*REQUIREMENT:* Give the listing below again in full, exactly as written.

*DATA FOR PROCESSING:*
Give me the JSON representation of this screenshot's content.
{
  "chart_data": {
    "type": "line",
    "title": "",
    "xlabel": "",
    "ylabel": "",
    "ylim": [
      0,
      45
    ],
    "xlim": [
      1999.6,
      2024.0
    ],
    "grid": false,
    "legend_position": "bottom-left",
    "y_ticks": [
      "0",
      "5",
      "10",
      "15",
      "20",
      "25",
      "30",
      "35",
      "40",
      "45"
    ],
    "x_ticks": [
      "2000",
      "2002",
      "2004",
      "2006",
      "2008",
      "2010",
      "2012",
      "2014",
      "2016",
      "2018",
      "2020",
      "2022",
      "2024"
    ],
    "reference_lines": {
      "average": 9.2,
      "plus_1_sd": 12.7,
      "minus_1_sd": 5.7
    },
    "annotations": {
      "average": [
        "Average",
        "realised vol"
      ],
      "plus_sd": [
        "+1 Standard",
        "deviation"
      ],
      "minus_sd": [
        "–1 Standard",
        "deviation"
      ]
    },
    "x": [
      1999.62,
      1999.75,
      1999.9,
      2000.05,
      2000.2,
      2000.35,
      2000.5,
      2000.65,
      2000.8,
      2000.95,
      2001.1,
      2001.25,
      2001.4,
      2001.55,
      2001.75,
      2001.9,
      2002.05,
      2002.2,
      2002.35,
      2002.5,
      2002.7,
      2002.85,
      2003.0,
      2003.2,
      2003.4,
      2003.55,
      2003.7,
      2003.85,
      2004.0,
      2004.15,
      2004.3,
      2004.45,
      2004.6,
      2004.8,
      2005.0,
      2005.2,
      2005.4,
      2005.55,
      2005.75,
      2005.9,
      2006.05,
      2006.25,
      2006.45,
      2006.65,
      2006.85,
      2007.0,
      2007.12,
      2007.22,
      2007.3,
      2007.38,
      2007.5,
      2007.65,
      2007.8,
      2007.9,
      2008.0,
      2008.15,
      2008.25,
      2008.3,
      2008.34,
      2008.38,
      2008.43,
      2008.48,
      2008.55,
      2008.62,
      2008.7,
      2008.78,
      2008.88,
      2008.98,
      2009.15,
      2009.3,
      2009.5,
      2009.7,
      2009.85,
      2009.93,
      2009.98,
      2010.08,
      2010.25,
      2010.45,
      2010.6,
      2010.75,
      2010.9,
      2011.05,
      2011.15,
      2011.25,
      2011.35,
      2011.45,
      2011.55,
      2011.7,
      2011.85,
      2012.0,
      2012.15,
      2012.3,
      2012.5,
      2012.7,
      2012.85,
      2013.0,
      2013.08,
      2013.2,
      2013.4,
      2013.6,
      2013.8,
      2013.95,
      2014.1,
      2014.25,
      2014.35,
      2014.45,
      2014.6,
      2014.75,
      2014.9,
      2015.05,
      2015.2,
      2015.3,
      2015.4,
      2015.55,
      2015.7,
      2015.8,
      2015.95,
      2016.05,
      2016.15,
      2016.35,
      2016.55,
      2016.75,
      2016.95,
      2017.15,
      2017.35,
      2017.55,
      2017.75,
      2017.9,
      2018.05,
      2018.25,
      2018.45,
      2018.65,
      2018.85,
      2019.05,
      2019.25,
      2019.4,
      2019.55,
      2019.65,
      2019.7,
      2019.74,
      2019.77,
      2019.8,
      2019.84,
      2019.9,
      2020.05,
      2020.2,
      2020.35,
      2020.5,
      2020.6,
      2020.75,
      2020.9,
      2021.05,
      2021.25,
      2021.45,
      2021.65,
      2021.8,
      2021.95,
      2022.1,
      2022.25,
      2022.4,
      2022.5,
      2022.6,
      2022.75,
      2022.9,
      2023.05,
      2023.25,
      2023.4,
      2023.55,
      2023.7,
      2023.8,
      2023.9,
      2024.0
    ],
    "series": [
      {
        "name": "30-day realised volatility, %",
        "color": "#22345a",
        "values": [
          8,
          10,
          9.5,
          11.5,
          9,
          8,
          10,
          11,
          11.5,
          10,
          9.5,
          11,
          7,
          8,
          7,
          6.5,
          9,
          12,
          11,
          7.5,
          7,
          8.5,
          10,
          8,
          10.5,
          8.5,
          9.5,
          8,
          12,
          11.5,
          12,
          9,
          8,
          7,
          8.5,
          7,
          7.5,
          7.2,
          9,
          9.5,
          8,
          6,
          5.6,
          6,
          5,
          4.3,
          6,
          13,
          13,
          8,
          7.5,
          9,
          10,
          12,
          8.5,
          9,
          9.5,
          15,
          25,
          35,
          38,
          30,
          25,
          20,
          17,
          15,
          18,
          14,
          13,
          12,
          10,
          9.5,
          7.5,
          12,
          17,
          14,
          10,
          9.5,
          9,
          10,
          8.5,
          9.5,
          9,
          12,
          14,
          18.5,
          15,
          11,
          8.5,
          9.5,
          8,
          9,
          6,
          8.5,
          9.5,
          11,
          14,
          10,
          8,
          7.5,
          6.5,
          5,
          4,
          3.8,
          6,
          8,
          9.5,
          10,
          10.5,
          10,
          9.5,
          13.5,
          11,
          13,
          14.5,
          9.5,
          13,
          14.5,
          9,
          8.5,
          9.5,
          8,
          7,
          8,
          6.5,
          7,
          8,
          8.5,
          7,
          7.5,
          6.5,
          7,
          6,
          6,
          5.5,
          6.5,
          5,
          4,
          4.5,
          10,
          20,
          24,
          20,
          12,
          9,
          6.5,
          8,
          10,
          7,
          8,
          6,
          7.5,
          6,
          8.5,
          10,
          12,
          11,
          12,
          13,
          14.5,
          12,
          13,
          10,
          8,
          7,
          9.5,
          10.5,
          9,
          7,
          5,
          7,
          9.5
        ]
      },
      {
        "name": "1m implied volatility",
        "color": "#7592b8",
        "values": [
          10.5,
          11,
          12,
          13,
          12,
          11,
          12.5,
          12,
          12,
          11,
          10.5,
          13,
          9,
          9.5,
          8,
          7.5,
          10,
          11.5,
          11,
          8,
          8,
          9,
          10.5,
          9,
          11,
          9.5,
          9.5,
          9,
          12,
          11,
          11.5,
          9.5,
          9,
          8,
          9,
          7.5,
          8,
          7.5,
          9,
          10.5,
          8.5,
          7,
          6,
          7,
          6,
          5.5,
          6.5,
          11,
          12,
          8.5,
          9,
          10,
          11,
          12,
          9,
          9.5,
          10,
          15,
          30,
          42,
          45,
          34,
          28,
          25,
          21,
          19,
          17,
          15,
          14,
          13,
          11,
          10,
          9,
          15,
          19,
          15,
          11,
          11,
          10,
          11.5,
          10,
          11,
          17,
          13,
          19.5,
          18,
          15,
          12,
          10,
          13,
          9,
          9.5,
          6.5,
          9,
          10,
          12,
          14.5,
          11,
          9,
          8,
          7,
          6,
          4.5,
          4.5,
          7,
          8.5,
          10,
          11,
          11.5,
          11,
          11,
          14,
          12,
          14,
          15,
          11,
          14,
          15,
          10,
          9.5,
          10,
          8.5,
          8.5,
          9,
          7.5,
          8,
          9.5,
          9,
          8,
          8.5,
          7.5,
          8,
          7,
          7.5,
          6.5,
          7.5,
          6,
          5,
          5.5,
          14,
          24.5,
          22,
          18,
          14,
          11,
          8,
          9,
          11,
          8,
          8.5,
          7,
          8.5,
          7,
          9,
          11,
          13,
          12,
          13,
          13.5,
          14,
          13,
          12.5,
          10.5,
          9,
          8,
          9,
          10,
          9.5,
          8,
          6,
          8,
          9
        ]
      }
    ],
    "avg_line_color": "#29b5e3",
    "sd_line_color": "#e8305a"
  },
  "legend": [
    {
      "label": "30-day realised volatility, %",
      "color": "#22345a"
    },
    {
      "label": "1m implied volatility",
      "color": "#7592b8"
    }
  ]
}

*CORRECT RESULT:*
Give me the JSON representation of this screenshot's content.
{
  "chart_data": {
    "type": "line",
    "title": "",
    "xlabel": "",
    "ylabel": "",
    "ylim": [
      0,
      45
    ],
    "xlim": [
      1999.6,
      2024.0
    ],
    "grid": false,
    "legend_position": "bottom-left",
    "y_ticks": [
      "0",
      "5",
      "10",
      "15",
      "20",
      "25",
      "30",
      "35",
      "40",
      "45"
    ],
    "x_ticks": [
      "2000",
      "2002",
      "2004",
      "2006",
      "2008",
      "2010",
      "2012",
      "2014",
      "2016",
      "2018",
      "2020",
      "2022",
      "2024"
    ],
    "reference_lines": {
      "average": 9.2,
      "plus_1_sd": 12.7,
      "minus_1_sd": 5.7
    },
    "annotations": {
      "average": [
        "Average",
        "realised vol"
      ],
      "plus_sd": [
        "+1 Standard",
        "deviation"
      ],
      "minus_sd": [
        "–1 Standard",
        "deviation"
      ]
    },
    "x": [
      1999.62,
      1999.75,
      1999.9,
      2000.05,
      2000.2,
      2000.35,
      2000.5,
      2000.65,
      2000.8,
      2000.95,
      2001.1,
      2001.25,
      2001.4,
      2001.55,
      2001.75,
      2001.9,
      2002.05,
      2002.2,
      2002.35,
      2002.5,
      2002.7,
      2002.85,
      2003.0,
      2003.2,
      2003.4,
      2003.55,
      2003.7,
      2003.85,
      2004.0,
      2004.15,
      2004.3,
      2004.45,
      2004.6,
      2004.8,
      2005.0,
      2005.2,
      2005.4,
      2005.55,
      2005.75,
      2005.9,
      2006.05,
      2006.25,
      2006.45,
      2006.65,
      2006.85,
      2007.0,
      2007.12,
      2007.22,
      2007.3,
      2007.38,
      2007.5,
      2007.65,
      2007.8,
      2007.9,
      2008.0,
      2008.15,
      2008.25,
      2008.3,
      2008.34,
      2008.38,
      2008.43,
      2008.48,
      2008.55,
      2008.62,
      2008.7,
      2008.78,
      2008.88,
      2008.98,
      2009.15,
      2009.3,
      2009.5,
      2009.7,
      2009.85,
      2009.93,
      2009.98,
      2010.08,
      2010.25,
      2010.45,
      2010.6,
      2010.75,
      2010.9,
      2011.05,
      2011.15,
      2011.25,
      2011.35,
      2011.45,
      2011.55,
      2011.7,
      2011.85,
      2012.0,
      2012.15,
      2012.3,
      2012.5,
      2012.7,
      2012.85,
      2013.0,
      2013.08,
      2013.2,
      2013.4,
      2013.6,
      2013.8,
      2013.95,
      2014.1,
      2014.25,
      2014.35,
      2014.45,
      2014.6,
      2014.75,
      2014.9,
      2015.05,
      2015.2,
      2015.3,
      2015.4,
      2015.55,
      2015.7,
      2015.8,
      2015.95,
      2016.05,
      2016.15,
      2016.35,
      2016.55,
      2016.75,
      2016.95,
      2017.15,
      2017.35,
      2017.55,
      2017.75,
      2017.9,
      2018.05,
      2018.25,
      2018.45,
      2018.65,
      2018.85,
      2019.05,
      2019.25,
      2019.4,
      2019.55,
      2019.65,
      2019.7,
      2019.74,
      2019.77,
      2019.8,
      2019.84,
      2019.9,
      2020.05,
      2020.2,
      2020.35,
      2020.5,
      2020.6,
      2020.75,
      2020.9,
      2021.05,
      2021.25,
      2021.45,
      2021.65,
      2021.8,
      2021.95,
      2022.1,
      2022.25,
      2022.4,
      2022.5,
      2022.6,
      2022.75,
      2022.9,
      2023.05,
      2023.25,
      2023.4,
      2023.55,
      2023.7,
      2023.8,
      2023.9,
      2024.0
    ],
    "series": [
      {
        "name": "30-day realised volatility, %",
        "color": "#22345a",
        "values": [
          8,
          10,
          9.5,
          11.5,
          9,
          8,
          10,
          11,
          11.5,
          10,
          9.5,
          11,
          7,
          8,
          7,
          6.5,
          9,
          12,
          11,
          7.5,
          7,
          8.5,
          10,
          8,
          10.5,
          8.5,
          9.5,
          8,
          12,
          11.5,
          12,
          9,
          8,
          7,
          8.5,
          7,
          7.5,
          7.2,
          9,
          9.5,
          8,
          6,
          5.6,
          6,
          5,
          4.3,
          6,
          13,
          13,
          8,
          7.5,
          9,
          10,
          12,
          8.5,
          9,
          9.5,
          15,
          25,
          35,
          38,
          30,
          25,
          20,
          17,
          15,
          18,
          14,
          13,
          12,
          10,
          9.5,
          7.5,
          12,
          17,
          14,
          10,
          9.5,
          9,
          10,
          8.5,
          9.5,
          9,
          12,
          14,
          18.5,
          15,
          11,
          8.5,
          9.5,
          8,
          9,
          6,
          8.5,
          9.5,
          11,
          14,
          10,
          8,
          7.5,
          6.5,
          5,
          4,
          3.8,
          6,
          8,
          9.5,
          10,
          10.5,
          10,
          9.5,
          13.5,
          11,
          13,
          14.5,
          9.5,
          13,
          14.5,
          9,
          8.5,
          9.5,
          8,
          7,
          8,
          6.5,
          7,
          8,
          8.5,
          7,
          7.5,
          6.5,
          7,
          6,
          6,
          5.5,
          6.5,
          5,
          4,
          4.5,
          10,
          20,
          24,
          20,
          12,
          9,
          6.5,
          8,
          10,
          7,
          8,
          6,
          7.5,
          6,
          8.5,
          10,
          12,
          11,
          12,
          13,
          14.5,
          12,
          13,
          10,
          8,
          7,
          9.5,
          10.5,
          9,
          7,
          5,
          7,
          9.5
        ]
      },
      {
        "name": "1m implied volatility",
        "color": "#7592b8",
        "values": [
          10.5,
          11,
          12,
          13,
          12,
          11,
          12.5,
          12,
          12,
          11,
          10.5,
          13,
          9,
          9.5,
          8,
          7.5,
          10,
          11.5,
          11,
          8,
          8,
          9,
          10.5,
          9,
          11,
          9.5,
          9.5,
          9,
          12,
          11,
          11.5,
          9.5,
          9,
          8,
          9,
          7.5,
          8,
          7.5,
          9,
          10.5,
          8.5,
          7,
          6,
          7,
          6,
          5.5,
          6.5,
          11,
          12,
          8.5,
          9,
          10,
          11,
          12,
          9,
          9.5,
          10,
          15,
          30,
          42,
          45,
          34,
          28,
          25,
          21,
          19,
          17,
          15,
          14,
          13,
          11,
          10,
          9,
          15,
          19,
          15,
          11,
          11,
          10,
          11.5,
          10,
          11,
          17,
          13,
          19.5,
          18,
          15,
          12,
          10,
          13,
          9,
          9.5,
          6.5,
          9,
          10,
          12,
          14.5,
          11,
          9,
          8,
          7,
          6,
          4.5,
          4.5,
          7,
          8.5,
          10,
          11,
          11.5,
          11,
          11,
          14,
          12,
          14,
          15,
          11,
          14,
          15,
          10,
          9.5,
          10,
          8.5,
          8.5,
          9,
          7.5,
          8,
          9.5,
          9,
          8,
          8.5,
          7.5,
          8,
          7,
          7.5,
          6.5,
          7.5,
          6,
          5,
          5.5,
          14,
          24.5,
          22,
          18,
          14,
          11,
          8,
          9,
          11,
          8,
          8.5,
          7,
          8.5,
          7,
          9,
          11,
          13,
          12,
          13,
          13.5,
          14,
          13,
          12.5,
          10.5,
          9,
          8,
          9,
          10,
          9.5,
          8,
          6,
          8,
          9
        ]
      }
    ],
    "avg_line_color": "#29b5e3",
    "sd_line_color": "#e8305a"
  },
  "legend": [
    {
      "label": "30-day realised volatility, %",
      "color": "#22345a"
    },
    {
      "label": "1m implied volatility",
      "color": "#7592b8"
    }
  ]
}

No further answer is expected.